Work to complete
Set down all of the data that follows word for word, without the images.

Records
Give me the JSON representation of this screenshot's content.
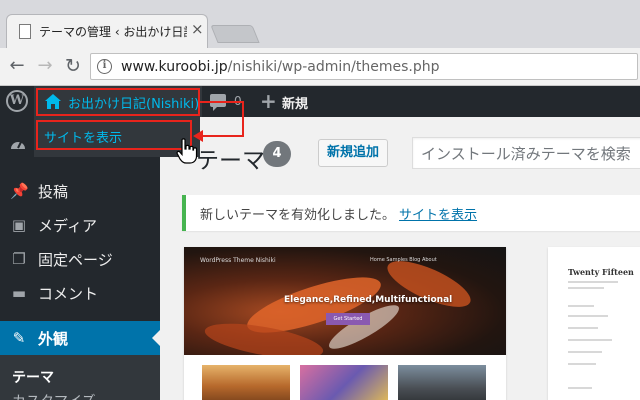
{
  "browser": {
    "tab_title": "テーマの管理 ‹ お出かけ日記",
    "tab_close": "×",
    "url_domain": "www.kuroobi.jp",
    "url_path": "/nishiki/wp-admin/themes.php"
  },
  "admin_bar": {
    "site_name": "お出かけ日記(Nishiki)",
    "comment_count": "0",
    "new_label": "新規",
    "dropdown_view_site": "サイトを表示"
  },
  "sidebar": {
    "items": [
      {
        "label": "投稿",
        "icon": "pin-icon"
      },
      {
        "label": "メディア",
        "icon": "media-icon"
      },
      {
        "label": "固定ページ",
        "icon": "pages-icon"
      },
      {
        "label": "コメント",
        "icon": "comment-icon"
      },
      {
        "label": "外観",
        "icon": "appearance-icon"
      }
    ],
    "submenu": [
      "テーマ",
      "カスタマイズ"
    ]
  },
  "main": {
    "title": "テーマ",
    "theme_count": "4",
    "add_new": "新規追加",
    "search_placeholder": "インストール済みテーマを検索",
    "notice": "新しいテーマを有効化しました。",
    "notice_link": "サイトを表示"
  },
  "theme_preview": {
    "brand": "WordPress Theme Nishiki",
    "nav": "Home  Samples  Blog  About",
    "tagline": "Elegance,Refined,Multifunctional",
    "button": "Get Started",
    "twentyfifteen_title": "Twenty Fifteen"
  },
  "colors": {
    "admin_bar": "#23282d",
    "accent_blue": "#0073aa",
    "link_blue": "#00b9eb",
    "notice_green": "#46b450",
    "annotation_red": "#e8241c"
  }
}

Solution below
Give me the JSON representation of this screenshot's content.
{
  "browser": {
    "tab_title": "テーマの管理 ‹ お出かけ日記",
    "tab_close": "×",
    "url_domain": "www.kuroobi.jp",
    "url_path": "/nishiki/wp-admin/themes.php"
  },
  "admin_bar": {
    "site_name": "お出かけ日記(Nishiki)",
    "comment_count": "0",
    "new_label": "新規",
    "dropdown_view_site": "サイトを表示"
  },
  "sidebar": {
    "items": [
      {
        "label": "投稿",
        "icon": "pin-icon"
      },
      {
        "label": "メディア",
        "icon": "media-icon"
      },
      {
        "label": "固定ページ",
        "icon": "pages-icon"
      },
      {
        "label": "コメント",
        "icon": "comment-icon"
      },
      {
        "label": "外観",
        "icon": "appearance-icon"
      }
    ],
    "submenu": [
      "テーマ",
      "カスタマイズ"
    ]
  },
  "main": {
    "title": "テーマ",
    "theme_count": "4",
    "add_new": "新規追加",
    "search_placeholder": "インストール済みテーマを検索",
    "notice": "新しいテーマを有効化しました。",
    "notice_link": "サイトを表示"
  },
  "theme_preview": {
    "brand": "WordPress Theme Nishiki",
    "nav": "Home  Samples  Blog  About",
    "tagline": "Elegance,Refined,Multifunctional",
    "button": "Get Started",
    "twentyfifteen_title": "Twenty Fifteen"
  },
  "colors": {
    "admin_bar": "#23282d",
    "accent_blue": "#0073aa",
    "link_blue": "#00b9eb",
    "notice_green": "#46b450",
    "annotation_red": "#e8241c"
  }
}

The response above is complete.